§ Stated goal
Show, in full, each line of the data that contains "color".

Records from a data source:
# # # # # # #

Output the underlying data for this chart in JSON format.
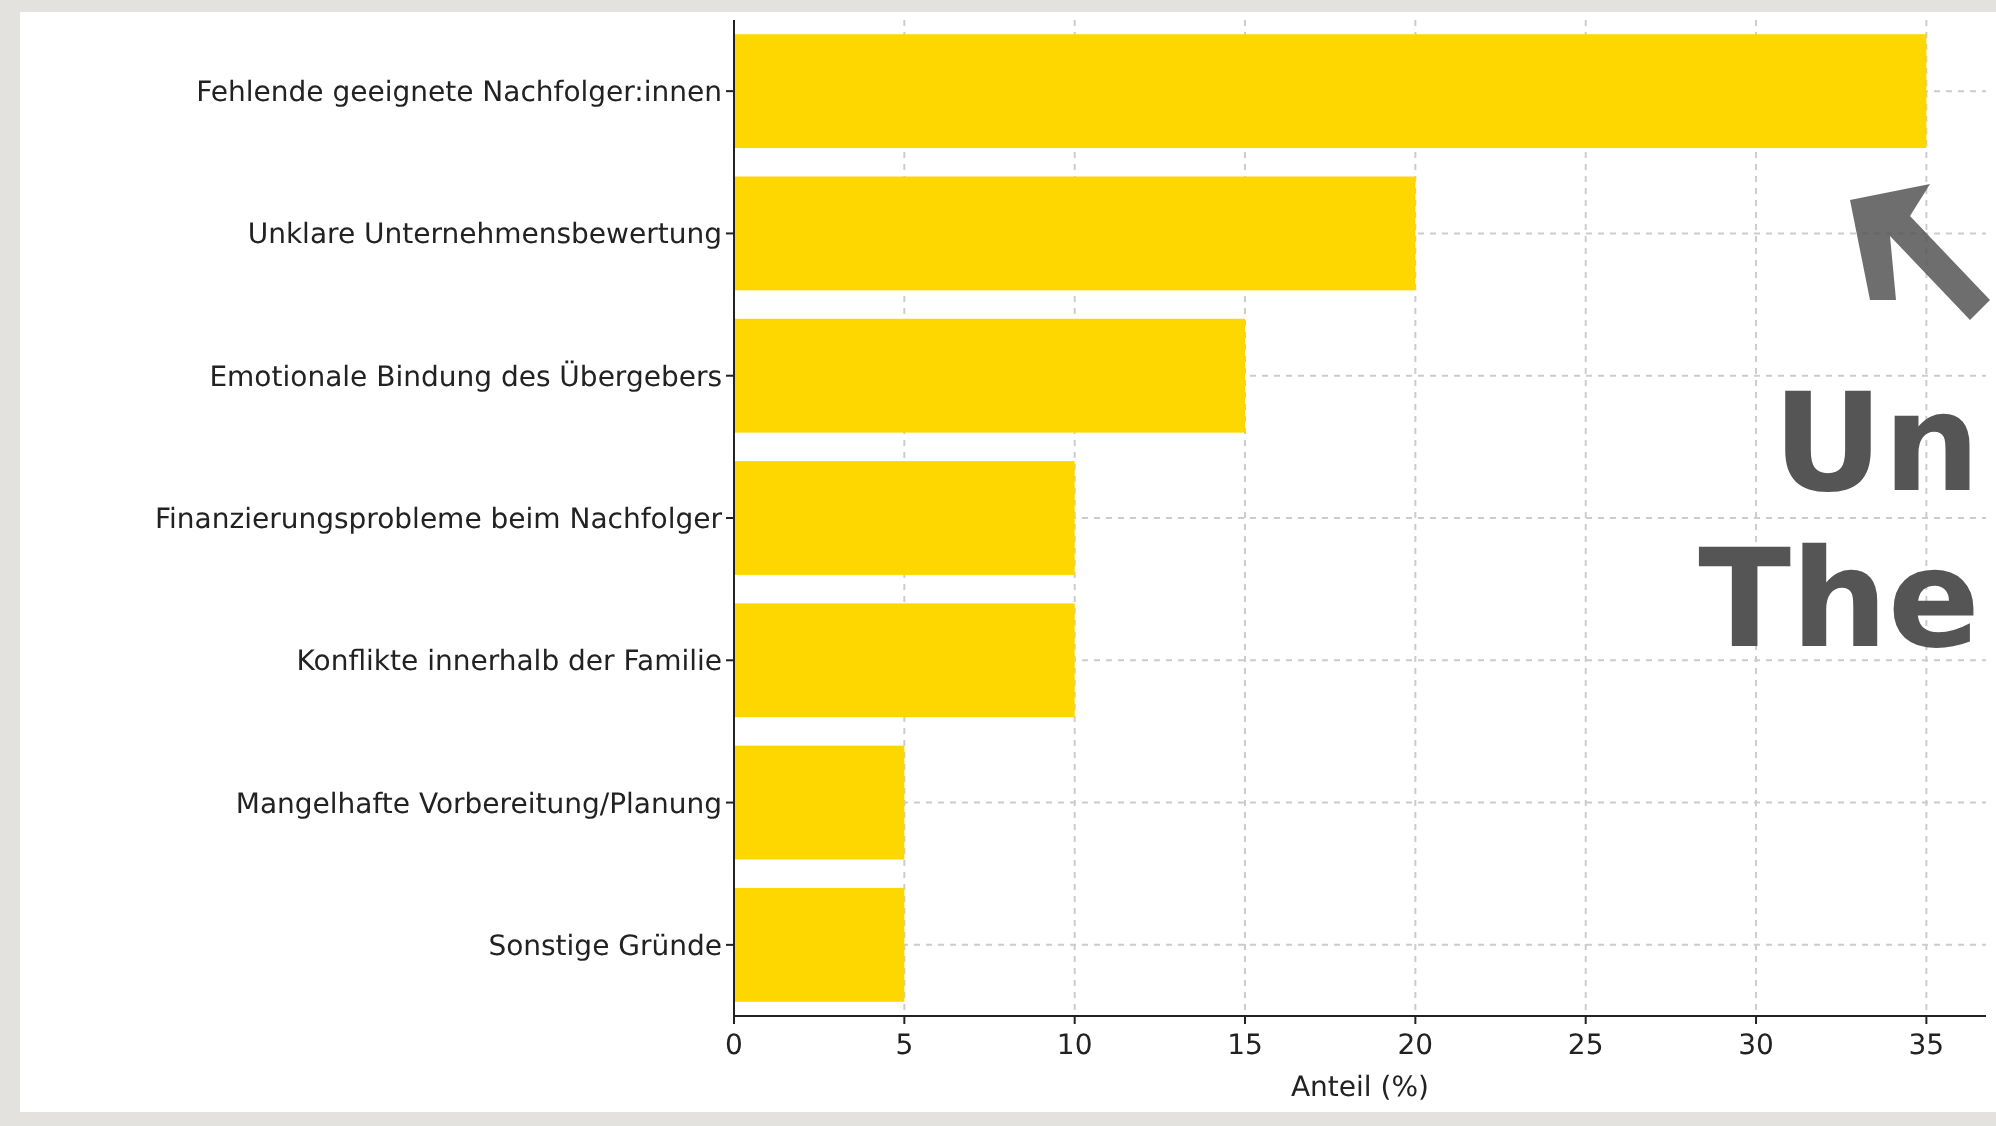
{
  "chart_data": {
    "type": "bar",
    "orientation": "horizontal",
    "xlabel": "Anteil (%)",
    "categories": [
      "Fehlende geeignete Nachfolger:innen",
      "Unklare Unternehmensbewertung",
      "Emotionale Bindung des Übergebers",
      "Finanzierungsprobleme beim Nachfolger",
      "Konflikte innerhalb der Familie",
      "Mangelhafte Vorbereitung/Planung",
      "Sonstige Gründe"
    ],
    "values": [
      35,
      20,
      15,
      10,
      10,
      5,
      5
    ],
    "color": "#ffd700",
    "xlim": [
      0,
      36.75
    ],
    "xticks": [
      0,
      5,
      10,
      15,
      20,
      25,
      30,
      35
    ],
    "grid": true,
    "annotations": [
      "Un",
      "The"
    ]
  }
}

# # # # # # #

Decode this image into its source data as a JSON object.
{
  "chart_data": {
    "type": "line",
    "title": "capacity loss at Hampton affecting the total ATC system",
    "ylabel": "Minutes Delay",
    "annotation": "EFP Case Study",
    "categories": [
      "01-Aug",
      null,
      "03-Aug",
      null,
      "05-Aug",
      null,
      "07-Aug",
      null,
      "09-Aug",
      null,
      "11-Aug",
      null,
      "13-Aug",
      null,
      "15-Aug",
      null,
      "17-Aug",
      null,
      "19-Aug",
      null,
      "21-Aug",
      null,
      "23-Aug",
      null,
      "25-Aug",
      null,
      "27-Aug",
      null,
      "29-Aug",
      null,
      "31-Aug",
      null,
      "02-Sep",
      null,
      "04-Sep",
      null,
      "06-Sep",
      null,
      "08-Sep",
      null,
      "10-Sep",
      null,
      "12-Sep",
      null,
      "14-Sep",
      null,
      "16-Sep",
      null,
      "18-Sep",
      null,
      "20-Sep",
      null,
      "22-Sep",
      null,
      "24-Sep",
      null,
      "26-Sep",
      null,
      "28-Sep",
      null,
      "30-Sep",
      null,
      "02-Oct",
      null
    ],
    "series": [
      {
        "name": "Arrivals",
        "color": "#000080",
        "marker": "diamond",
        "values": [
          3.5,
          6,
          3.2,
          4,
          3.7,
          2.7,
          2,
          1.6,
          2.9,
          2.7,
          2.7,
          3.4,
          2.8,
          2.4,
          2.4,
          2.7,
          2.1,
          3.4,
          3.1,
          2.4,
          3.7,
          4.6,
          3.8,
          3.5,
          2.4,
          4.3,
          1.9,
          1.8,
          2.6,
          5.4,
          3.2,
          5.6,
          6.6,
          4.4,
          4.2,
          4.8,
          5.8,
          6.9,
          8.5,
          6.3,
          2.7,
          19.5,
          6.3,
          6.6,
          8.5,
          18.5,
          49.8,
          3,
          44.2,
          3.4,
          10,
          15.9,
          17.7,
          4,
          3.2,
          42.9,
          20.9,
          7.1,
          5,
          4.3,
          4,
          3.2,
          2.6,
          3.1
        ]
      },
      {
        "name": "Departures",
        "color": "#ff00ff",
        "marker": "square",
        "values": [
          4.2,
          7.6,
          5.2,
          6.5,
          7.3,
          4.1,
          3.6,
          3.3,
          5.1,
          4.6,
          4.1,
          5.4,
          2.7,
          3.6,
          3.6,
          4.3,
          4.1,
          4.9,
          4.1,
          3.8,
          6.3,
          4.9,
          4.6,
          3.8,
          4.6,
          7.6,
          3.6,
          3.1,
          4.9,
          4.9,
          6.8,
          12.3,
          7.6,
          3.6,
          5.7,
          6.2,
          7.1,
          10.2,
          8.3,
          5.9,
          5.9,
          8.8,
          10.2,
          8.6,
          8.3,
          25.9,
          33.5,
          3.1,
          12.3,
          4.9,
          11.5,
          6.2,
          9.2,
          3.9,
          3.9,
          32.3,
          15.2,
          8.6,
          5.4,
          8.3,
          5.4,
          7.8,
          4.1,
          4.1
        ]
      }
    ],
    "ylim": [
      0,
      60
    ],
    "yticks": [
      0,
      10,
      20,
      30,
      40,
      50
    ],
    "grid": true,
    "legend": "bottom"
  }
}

# # # # # # #

§ Worked solution
    "color": "#ffd700",
        "color": "#000080",
        "color": "#ff00ff",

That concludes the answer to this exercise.